— BEGIN Material supplied —

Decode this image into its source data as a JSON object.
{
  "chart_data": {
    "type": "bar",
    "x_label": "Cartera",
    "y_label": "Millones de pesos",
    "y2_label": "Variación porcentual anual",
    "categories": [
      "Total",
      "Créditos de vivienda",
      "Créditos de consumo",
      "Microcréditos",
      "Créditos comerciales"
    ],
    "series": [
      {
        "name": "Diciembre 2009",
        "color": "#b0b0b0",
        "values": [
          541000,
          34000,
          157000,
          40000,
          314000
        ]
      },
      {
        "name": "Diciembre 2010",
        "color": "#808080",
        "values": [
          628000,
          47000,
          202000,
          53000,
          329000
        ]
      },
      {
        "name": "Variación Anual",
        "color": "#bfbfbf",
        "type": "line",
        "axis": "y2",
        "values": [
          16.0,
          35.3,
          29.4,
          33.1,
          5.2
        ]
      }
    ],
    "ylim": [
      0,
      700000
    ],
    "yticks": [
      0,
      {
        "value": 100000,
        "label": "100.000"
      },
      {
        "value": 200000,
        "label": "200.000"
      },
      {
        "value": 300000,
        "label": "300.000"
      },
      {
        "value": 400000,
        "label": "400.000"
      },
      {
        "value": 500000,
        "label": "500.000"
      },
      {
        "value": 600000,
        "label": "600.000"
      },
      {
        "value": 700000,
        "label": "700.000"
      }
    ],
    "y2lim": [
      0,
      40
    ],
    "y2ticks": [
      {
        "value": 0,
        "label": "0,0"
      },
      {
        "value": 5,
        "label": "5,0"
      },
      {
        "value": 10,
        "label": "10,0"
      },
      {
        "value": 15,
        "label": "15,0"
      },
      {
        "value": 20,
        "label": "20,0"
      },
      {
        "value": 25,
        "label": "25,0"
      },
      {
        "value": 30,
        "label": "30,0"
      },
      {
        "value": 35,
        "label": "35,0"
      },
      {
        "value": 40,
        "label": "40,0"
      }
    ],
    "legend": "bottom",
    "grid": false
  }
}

— END Material supplied —

What needs to be done —
What is the number of lines in the data above that include the word "color"? Answer with that number only.

Exercise result —
3